[Task set]
A: Can you quote the forum thread about the vapers' magazine from "I haven't gone" up to and including "## Halfdaft (11/4/18)"?
B: Which usernames head the dated posts in the forum thread about the vapers' magazine? List each one once.

[Text passage]
--------------------
Thanks for the heads-up @GerritVisagie


Sent by iDad's iPhone

Reactions: Like 1


----------



## GerritVisagie (10/4/18)

Ja ne, some of the Info is a bit far from the truth, but I think this is a step in the right direction. 
Maybe they should get some of the old Vets to write some columns.


Sent from my iPhone using Tapatalk

Reactions: Like 1 | Agree 6


----------



## Hooked (10/4/18)

GerritVisagie said:


> Ja ne, some of the Info is a bit far from the truth, but I think this is a step in the right direction.
> Maybe they should get some of the old Vets to write some columns.
> 
> 
> Sent from my iPhone using Tapatalk



@GerritVisagie I think it's fantastic that someone has taken the initiative to create a vapers' magazine. Perhaps some of our "old Vets" could contact them and *offer* to write a column? And perhaps advertise our forum? [USERGROUP=3]@Admins[/USERGROUP]

Reactions: Like 1


----------



## GerritVisagie (10/4/18)

Hooked said:


> @GerritVisagie I think it's fantastic that someone has taken the initiative to create a vapers' magazine. Perhaps some of our "old Vets" could contact them and *offer* to write a column? And perhaps advertise our forum? [USERGROUP=3]@Admins[/USERGROUP]



That's what I was thinking!
Great minds


Sent from my iPhone using Tapatalk

Reactions: Like 2 | Winner 1


----------



## Steyn777 (11/4/18)

Great idea, terrible content. Reading through this actually made me wonder if anyone part of this magazine has any passion for vaping. Truly annoyed me to a point a had to send them a message...in all honesty this looks like a way to make money from advertising and nothing more.
"In the information age ignorance is a choice"

Reactions: Like 2 | Agree 1


----------



## RichJB (11/4/18)

Hooked said:


> Perhaps some of our "old Vets" could contact them and *offer* to write a column?



*cough*

Reactions: Like 3 | Winner 2


----------



## Hooked (11/4/18)

RichJB said:


> *cough*



@RichJB After your lucid explanation to me of the difference between MTL and DL, you should offer to do a write-up for this mag!

Reactions: Like 1 | Agree 1


----------



## RichJB (11/4/18)

I have already submitted a DIY article to them. It's up to them whether they publish it or not. But they have the content from me.

Reactions: Like 4 | Winner 2


----------



## Clouds4Days (11/4/18)

I haven't gone onto the website to check this "VapeMagazine" out, and dont really think i need to judging by 99% of the comments made.

Is this really a step in the right direction when people dont know what they talking about ?

Besides the above issue i already have more than enough content to read right here on ecigssa and can recieve feedback within a few mins/hours regarding questions i have vs reading something and leave learning nothing new.

Reactions: Like 4 | Agree 1


----------



## Halfdaft (11/4/18)

I picked up a physical copy at VK in Northcliff in November last year. Its barely 30 pages and majority of it is adverts. I had high expectations for this hoping they would follow the US and UK in terms of content.

Reactions: Like 2


----------



## GerritVisagie (11/4/18)

I figure, you have to start somewhere. Won't be lobbing stones just yet, we all know how things go when starting something new.
--------------------
[Data]
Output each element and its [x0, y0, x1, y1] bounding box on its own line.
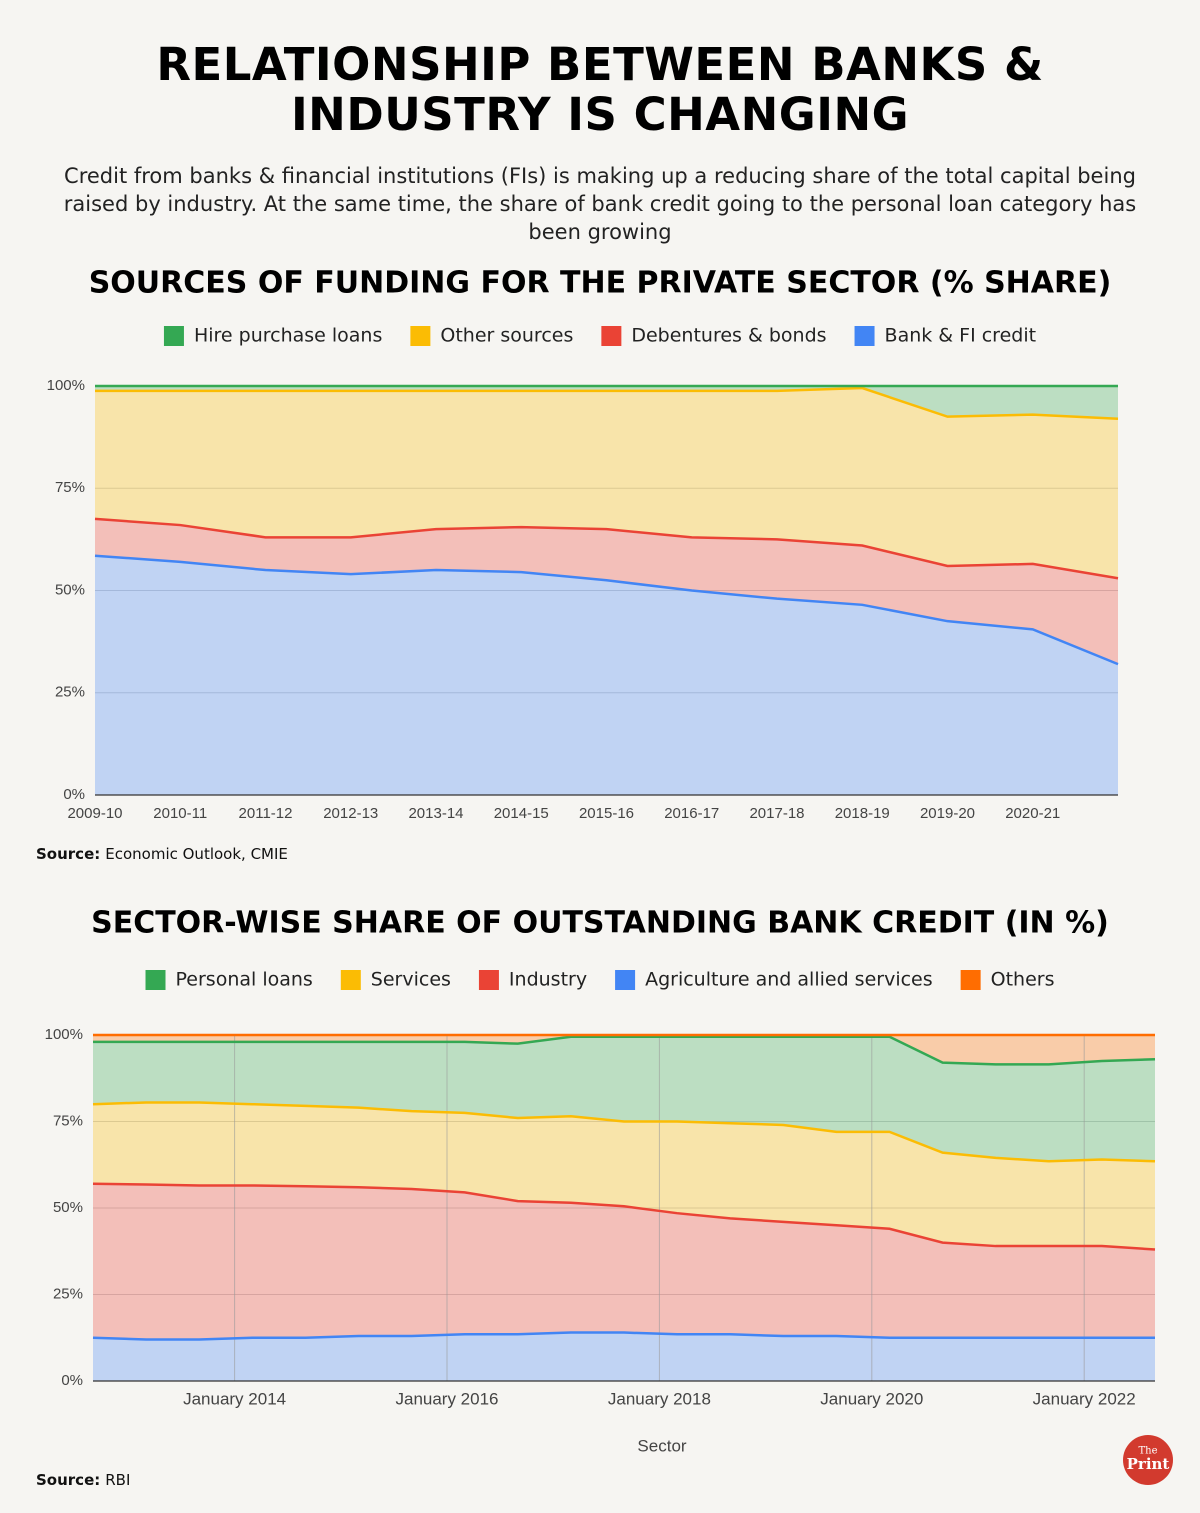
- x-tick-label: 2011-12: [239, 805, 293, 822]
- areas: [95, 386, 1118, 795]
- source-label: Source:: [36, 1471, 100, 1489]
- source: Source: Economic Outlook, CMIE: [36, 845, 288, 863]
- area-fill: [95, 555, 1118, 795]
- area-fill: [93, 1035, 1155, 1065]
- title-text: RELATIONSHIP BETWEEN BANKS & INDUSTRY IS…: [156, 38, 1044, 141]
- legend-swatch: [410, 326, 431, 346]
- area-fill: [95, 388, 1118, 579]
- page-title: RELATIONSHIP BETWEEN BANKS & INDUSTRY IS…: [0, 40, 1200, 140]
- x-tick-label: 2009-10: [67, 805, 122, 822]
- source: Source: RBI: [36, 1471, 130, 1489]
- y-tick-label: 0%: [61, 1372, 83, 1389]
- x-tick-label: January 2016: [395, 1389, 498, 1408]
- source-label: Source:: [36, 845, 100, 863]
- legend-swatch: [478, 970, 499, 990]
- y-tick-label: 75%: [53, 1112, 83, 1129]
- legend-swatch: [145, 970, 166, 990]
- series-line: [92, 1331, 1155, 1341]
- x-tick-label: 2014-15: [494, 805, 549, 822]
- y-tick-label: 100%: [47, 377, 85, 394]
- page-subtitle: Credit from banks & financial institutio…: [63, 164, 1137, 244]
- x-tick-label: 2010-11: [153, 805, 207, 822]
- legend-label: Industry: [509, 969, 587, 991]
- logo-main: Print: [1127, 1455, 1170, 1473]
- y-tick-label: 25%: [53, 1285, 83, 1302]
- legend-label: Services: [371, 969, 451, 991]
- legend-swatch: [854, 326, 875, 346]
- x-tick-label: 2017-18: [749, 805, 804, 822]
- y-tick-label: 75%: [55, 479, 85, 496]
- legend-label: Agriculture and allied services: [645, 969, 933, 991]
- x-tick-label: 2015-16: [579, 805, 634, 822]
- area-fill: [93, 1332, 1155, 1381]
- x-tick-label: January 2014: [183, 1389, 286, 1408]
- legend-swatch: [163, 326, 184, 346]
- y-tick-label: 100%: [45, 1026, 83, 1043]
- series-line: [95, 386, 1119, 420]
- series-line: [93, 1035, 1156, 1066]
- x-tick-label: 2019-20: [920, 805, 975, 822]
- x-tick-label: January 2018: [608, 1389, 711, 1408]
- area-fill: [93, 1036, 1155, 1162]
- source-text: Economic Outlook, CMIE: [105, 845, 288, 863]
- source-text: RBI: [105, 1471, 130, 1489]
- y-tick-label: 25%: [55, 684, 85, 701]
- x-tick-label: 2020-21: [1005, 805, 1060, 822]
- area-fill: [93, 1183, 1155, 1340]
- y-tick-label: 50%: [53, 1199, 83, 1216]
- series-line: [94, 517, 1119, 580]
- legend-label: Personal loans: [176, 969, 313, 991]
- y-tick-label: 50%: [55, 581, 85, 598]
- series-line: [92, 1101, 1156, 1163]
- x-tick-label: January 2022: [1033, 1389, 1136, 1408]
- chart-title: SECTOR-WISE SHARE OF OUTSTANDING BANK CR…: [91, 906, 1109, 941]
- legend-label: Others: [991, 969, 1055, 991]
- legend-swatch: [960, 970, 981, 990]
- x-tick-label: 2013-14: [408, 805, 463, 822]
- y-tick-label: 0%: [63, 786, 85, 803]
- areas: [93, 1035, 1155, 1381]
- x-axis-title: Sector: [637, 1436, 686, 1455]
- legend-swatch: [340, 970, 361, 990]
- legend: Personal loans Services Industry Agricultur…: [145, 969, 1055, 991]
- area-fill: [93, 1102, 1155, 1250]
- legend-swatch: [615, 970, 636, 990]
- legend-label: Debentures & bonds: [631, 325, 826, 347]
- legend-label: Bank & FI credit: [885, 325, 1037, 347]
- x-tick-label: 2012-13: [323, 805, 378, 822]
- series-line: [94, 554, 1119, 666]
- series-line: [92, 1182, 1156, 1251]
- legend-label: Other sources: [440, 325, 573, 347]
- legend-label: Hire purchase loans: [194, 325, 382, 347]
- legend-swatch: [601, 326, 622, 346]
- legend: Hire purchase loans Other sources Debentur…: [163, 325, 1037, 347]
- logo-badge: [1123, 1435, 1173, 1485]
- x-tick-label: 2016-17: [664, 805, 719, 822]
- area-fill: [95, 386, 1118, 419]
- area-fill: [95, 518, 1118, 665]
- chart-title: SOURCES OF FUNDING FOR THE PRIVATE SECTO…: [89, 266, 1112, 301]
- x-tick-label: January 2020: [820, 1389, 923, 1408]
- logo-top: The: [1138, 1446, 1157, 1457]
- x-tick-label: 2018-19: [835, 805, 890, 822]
--------------------
[Expected responses]
A:
I haven't gone onto the website to check this "VapeMagazine" out, and dont really think i need to judging by 99% of the comments made.

Is this really a step in the right direction when people dont know what they talking about ?

Besides the above issue i already have more than enough content to read right here on ecigssa and can recieve feedback within a few mins/hours regarding questions i have vs reading something and leave learning nothing new.

Reactions: Like 4 | Agree 1


----------



## Halfdaft (11/4/18)

B: GerritVisagie, Hooked, Steyn777, RichJB, Clouds4Days, Halfdaft